◆ Required task A ◆
Copy the lines of the records exactly, from the line that contains "dimension-label: 5.00 xyxy=(362,162,392,178)" to the line that contains "wall-pier xyxy=(417,564,432,577)", including both of those lines.

◆ Given text ◆
━━━

The History of Pemba Island

The early history of Pemba bears similarities with that of its sister island Unguja, in the broadest sense of its pattern of settlers. It is thought that Pemba was originally inhabited by migrating African tribes in search of a life away from the growing mele of mainland habitation, that could be sustained by seasonal fishing potential. It is likely that the island was inhabited before the first century AD, and these settlers became a tribe known as the Pemba, much like the Hadimu and Tumbatu people of Zanzibar island, although a small group of the Tumbatu also formed their own small community in a region in the south of Pemba.

Despite the relatively small size of the island, the separate villages were internally governed and developed into mini-monarchies, entirely independent of each other. This lack of unity then provided an easy target for international sailors seeking trade and adventure in new lands; after years of trade with foreign visitors the African population became familiar with newcomers, and perhaps barely noticed as some began to settle. Later the first inhabitants found themselves conquered by a new Arabic colonial regime, evolving a certain grandeur and refinement so ingrained that the Swahili word meaning ‘to be civilised’ is still ‘Ustaarabu’, literally, ‘like an Arab’.

An adventurous sailor and Arab writer called Abu’l Hasan’Ali Al-Mas’udi recorded an account of his travels to Zanj at the end of the tenth century AD and told how the civilisation of Pemba, then called Quanbalu, minted its own coins. When refugees were driven from their homes by religious upheavals and persecution on the Arabian Gulf between the 8th and 11th centuries, they sailed down the East Coast of Africa to settle on various points on the mainland and islands, including Pemba.

━━━

◆ Extracted information ◆
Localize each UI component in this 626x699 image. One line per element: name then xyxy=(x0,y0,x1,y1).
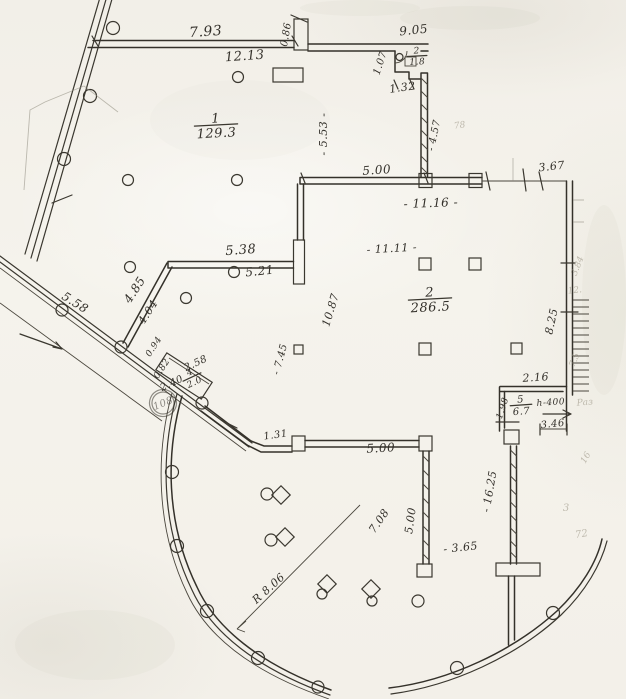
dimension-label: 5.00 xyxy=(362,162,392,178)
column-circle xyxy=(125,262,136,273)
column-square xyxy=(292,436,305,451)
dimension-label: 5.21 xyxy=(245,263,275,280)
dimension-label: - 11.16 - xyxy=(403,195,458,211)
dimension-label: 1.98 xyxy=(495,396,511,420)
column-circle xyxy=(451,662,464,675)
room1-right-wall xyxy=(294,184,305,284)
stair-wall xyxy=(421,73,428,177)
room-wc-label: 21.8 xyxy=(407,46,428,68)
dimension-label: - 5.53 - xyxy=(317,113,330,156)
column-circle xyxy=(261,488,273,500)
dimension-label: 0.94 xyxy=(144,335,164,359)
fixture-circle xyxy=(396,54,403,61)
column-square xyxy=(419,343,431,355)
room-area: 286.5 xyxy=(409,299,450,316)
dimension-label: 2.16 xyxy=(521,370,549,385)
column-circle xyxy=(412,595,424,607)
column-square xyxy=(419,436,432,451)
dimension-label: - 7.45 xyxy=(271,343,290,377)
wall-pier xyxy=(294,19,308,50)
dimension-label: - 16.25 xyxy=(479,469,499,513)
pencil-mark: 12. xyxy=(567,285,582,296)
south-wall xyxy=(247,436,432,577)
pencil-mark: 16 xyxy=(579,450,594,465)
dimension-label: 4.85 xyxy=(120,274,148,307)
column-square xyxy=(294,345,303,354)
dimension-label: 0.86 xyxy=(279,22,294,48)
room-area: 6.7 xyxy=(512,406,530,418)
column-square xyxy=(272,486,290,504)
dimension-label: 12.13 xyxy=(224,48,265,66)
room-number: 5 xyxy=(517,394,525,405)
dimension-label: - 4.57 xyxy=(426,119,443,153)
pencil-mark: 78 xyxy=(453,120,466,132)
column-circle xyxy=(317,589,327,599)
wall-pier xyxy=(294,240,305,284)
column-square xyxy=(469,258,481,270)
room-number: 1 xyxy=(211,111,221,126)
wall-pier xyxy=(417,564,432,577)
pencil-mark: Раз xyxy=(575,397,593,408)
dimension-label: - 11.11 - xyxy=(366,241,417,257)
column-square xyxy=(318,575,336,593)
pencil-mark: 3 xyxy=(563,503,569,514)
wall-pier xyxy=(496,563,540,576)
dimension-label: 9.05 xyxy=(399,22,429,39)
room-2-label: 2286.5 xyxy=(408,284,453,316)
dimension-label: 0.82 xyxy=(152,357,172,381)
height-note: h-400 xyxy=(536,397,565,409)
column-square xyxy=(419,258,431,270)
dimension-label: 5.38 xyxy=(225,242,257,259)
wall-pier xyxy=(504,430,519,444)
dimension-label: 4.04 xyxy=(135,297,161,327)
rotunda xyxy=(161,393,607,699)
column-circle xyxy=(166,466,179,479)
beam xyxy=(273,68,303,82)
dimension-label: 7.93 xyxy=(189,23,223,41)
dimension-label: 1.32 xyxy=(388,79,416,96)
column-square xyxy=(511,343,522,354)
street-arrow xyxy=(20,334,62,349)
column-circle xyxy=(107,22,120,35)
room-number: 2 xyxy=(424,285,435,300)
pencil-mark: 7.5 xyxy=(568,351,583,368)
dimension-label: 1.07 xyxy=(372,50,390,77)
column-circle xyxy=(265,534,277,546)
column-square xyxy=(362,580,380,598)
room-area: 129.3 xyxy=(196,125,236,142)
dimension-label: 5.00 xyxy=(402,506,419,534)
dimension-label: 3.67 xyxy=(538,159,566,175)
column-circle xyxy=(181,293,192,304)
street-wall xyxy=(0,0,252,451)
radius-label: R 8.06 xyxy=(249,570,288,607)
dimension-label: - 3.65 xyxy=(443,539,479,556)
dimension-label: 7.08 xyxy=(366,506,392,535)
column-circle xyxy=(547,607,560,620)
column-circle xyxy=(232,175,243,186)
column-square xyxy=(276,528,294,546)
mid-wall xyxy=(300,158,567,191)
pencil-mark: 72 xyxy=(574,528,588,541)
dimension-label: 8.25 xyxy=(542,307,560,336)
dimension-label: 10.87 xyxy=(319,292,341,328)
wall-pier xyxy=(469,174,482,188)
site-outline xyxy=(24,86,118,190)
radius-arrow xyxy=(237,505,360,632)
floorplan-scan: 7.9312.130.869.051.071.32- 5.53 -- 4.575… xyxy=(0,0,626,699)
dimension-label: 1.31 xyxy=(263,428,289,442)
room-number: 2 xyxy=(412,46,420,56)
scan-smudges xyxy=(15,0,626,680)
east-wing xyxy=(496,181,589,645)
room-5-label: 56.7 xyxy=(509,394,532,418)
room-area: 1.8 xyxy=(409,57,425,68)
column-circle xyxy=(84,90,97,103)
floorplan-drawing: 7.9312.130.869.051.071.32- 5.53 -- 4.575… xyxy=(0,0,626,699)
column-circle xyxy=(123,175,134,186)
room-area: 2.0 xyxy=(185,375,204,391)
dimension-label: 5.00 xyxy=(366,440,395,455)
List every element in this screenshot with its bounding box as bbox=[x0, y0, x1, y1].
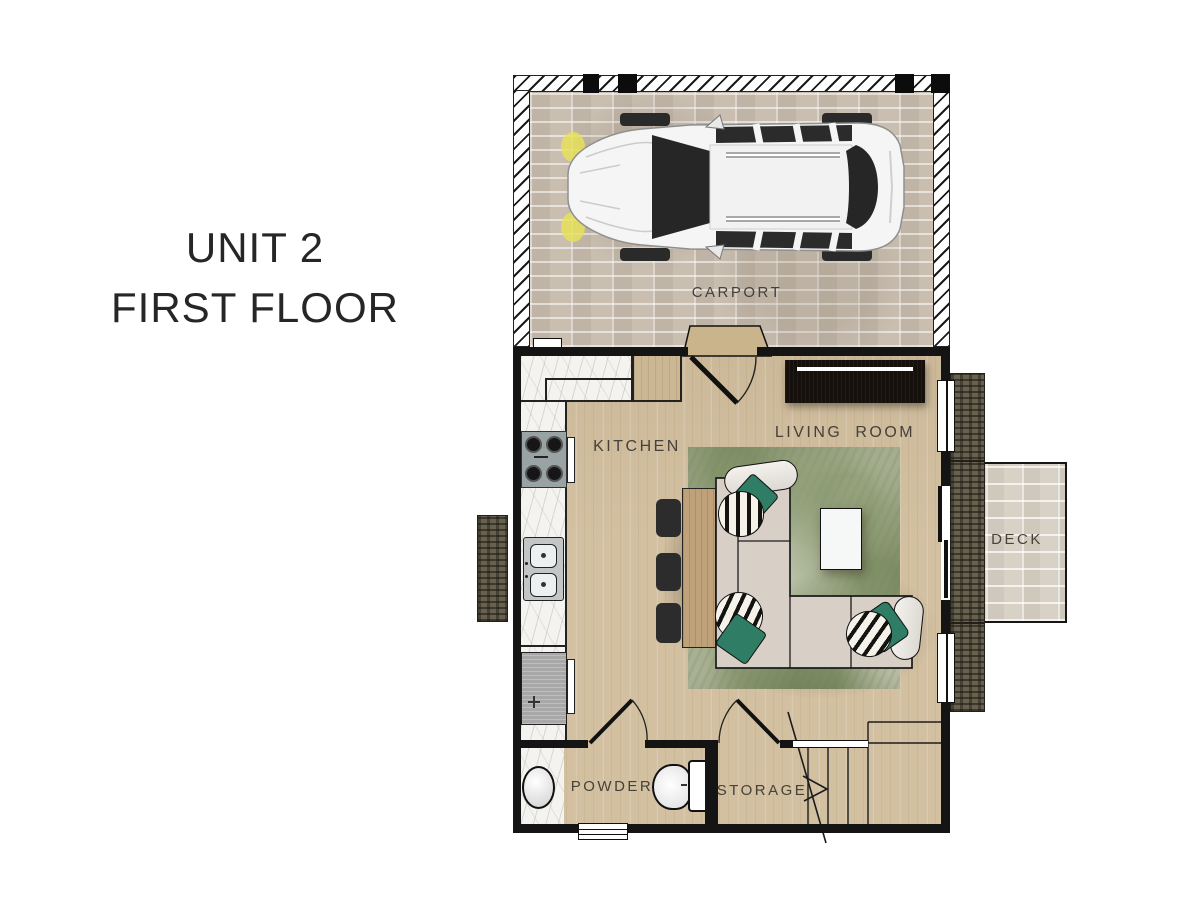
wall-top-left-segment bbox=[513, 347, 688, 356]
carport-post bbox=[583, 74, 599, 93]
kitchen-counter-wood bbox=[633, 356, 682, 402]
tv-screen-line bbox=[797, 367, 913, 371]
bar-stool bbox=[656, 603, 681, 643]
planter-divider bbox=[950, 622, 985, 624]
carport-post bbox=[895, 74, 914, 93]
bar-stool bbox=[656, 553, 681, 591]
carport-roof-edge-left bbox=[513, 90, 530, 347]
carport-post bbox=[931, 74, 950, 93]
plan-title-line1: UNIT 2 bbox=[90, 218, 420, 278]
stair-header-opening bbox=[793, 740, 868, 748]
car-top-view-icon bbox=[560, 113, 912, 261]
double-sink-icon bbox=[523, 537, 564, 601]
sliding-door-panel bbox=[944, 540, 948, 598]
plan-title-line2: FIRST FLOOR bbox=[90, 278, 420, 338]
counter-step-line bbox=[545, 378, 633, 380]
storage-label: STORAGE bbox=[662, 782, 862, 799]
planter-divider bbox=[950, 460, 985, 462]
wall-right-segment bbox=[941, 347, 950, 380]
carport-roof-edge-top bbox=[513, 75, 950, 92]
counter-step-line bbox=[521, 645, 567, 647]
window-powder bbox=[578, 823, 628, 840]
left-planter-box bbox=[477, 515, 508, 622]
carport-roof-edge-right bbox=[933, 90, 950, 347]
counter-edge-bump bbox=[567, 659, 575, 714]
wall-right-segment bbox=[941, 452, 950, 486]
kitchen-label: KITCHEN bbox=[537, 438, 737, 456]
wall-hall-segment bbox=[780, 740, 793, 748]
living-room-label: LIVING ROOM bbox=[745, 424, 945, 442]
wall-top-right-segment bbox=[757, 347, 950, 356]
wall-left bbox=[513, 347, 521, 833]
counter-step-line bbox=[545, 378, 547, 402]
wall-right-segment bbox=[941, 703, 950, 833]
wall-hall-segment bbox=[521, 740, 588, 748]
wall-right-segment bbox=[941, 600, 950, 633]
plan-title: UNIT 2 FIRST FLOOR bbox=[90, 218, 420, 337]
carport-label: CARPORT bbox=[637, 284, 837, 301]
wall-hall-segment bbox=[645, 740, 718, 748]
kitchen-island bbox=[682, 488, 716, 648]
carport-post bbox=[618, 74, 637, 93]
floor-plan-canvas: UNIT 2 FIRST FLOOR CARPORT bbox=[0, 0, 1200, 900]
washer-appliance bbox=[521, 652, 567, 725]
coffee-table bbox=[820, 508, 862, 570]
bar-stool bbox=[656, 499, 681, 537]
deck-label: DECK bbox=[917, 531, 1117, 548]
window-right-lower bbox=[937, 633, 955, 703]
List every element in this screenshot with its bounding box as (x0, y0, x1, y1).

━━━

◆ Required task B ◆
In the text on the history of Pemba Island, what name did Pemba have when its civilization minted its own coins?

◆ Written answer A ◆
dimension-label: 5.00 xyxy=(362,162,392,178)
column-circle xyxy=(125,262,136,273)
column-square xyxy=(292,436,305,451)
dimension-label: 5.21 xyxy=(245,263,275,280)
dimension-label: - 11.16 - xyxy=(403,195,458,211)
dimension-label: 1.98 xyxy=(495,396,511,420)
column-circle xyxy=(451,662,464,675)
room1-right-wall xyxy=(294,184,305,284)
stair-wall xyxy=(421,73,428,177)
room-wc-label: 21.8 xyxy=(407,46,428,68)
dimension-label: - 5.53 - xyxy=(317,113,330,156)
column-circle xyxy=(261,488,273,500)
dimension-label: 0.94 xyxy=(144,335,164,359)
fixture-circle xyxy=(396,54,403,61)
column-square xyxy=(419,343,431,355)
room-area: 286.5 xyxy=(409,299,450,316)
dimension-label: 2.16 xyxy=(521,370,549,385)
column-circle xyxy=(412,595,424,607)
column-square xyxy=(419,436,432,451)
dimension-label: - 7.45 xyxy=(271,343,290,377)
wall-pier xyxy=(294,19,308,50)
dimension-label: - 16.25 xyxy=(479,469,499,513)
pencil-mark: 12. xyxy=(567,285,582,296)
south-wall xyxy=(247,436,432,577)
pencil-mark: 16 xyxy=(579,450,594,465)
dimension-label: 4.85 xyxy=(120,274,148,307)
column-square xyxy=(294,345,303,354)
dimension-label: 0.86 xyxy=(279,22,294,48)
room-area: 6.7 xyxy=(512,406,530,418)
column-square xyxy=(272,486,290,504)
dimension-label: 12.13 xyxy=(224,48,265,66)
room-number: 5 xyxy=(517,394,525,405)
dimension-label: - 4.57 xyxy=(426,119,443,153)
pencil-mark: 78 xyxy=(453,120,466,132)
column-circle xyxy=(317,589,327,599)
wall-pier xyxy=(294,240,305,284)
column-square xyxy=(469,258,481,270)
room-number: 1 xyxy=(211,111,221,126)
wall-pier xyxy=(417,564,432,577)

◆ Written answer B ◆
Quanbalu